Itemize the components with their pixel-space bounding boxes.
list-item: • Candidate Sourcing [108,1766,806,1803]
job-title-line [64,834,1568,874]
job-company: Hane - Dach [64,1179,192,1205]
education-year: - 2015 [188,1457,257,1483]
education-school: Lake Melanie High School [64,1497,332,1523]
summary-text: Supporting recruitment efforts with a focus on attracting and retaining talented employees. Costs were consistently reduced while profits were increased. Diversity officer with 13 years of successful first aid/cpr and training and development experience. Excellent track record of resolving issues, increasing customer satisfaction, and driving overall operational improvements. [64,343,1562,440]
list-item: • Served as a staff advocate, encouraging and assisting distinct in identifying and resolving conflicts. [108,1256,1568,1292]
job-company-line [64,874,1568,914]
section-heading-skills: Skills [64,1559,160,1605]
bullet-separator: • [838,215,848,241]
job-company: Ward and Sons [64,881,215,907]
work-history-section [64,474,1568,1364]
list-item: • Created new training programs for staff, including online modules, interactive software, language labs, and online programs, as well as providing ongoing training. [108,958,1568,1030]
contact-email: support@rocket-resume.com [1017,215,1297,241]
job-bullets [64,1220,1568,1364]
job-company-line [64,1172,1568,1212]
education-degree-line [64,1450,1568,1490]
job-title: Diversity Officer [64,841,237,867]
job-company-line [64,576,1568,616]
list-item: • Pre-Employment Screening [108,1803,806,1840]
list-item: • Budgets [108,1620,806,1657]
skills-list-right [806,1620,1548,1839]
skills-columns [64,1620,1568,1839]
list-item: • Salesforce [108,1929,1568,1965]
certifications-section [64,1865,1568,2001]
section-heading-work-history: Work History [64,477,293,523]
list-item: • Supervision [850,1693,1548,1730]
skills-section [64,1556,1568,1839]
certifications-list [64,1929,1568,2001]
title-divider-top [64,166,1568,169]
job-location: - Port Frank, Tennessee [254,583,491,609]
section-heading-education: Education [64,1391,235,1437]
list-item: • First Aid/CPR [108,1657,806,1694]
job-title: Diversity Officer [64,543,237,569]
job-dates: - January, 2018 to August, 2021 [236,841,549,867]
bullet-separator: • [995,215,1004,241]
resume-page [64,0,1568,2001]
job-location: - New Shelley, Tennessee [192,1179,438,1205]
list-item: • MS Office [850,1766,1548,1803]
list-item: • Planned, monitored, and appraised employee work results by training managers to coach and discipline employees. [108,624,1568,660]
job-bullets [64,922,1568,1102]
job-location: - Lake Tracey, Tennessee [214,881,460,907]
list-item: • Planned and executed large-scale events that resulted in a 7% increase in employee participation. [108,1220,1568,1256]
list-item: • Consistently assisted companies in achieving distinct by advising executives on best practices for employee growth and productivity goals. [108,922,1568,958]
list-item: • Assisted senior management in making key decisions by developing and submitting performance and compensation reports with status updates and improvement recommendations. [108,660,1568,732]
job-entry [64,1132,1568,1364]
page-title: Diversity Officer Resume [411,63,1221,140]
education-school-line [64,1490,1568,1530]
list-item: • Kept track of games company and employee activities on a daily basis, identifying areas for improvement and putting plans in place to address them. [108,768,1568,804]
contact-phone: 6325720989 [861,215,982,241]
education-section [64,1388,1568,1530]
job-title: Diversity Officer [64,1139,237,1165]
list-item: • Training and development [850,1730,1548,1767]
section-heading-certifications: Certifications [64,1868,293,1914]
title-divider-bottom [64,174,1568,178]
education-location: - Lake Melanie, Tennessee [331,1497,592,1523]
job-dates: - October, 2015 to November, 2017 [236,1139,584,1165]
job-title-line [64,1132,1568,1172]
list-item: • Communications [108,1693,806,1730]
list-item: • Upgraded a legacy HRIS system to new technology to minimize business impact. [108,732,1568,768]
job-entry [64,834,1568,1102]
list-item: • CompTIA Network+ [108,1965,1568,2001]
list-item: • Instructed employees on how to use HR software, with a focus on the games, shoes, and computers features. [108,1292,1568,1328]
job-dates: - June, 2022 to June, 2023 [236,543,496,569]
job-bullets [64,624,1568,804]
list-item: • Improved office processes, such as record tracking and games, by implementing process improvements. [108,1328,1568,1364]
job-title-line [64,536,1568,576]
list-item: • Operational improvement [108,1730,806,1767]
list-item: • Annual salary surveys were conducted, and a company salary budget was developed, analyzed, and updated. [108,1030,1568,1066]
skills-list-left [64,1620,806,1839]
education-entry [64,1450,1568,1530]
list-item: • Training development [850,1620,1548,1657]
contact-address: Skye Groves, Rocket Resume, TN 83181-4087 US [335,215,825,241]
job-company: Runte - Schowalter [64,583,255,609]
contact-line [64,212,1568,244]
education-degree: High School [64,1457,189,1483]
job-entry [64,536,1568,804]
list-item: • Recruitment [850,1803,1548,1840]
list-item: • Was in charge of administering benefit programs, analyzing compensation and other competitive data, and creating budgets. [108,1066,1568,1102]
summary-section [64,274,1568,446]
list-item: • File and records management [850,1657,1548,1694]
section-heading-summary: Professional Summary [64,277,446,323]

•••••

» Task instructions: Reproduce the records from the beginning through the line containing "job-company: Ward and Sons [64,881,215,907]", replacing "Candidate Sourcing" with "Talent Sourcing" and leaving everything else unchanged.

» Reply to the exercise:
Itemize the components with their pixel-space bounding boxes.
list-item: • Talent Sourcing [108,1766,806,1803]
job-title-line [64,834,1568,874]
job-company: Hane - Dach [64,1179,192,1205]
education-year: - 2015 [188,1457,257,1483]
education-school: Lake Melanie High School [64,1497,332,1523]
summary-text: Supporting recruitment efforts with a focus on attracting and retaining talented employees. Costs were consistently reduced while profits were increased. Diversity officer with 13 years of successful first aid/cpr and training and development experience. Excellent track record of resolving issues, increasing customer satisfaction, and driving overall operational improvements. [64,343,1562,440]
list-item: • Served as a staff advocate, encouraging and assisting distinct in identifying and resolving conflicts. [108,1256,1568,1292]
job-company-line [64,874,1568,914]
section-heading-skills: Skills [64,1559,160,1605]
bullet-separator: • [838,215,848,241]
job-company: Ward and Sons [64,881,215,907]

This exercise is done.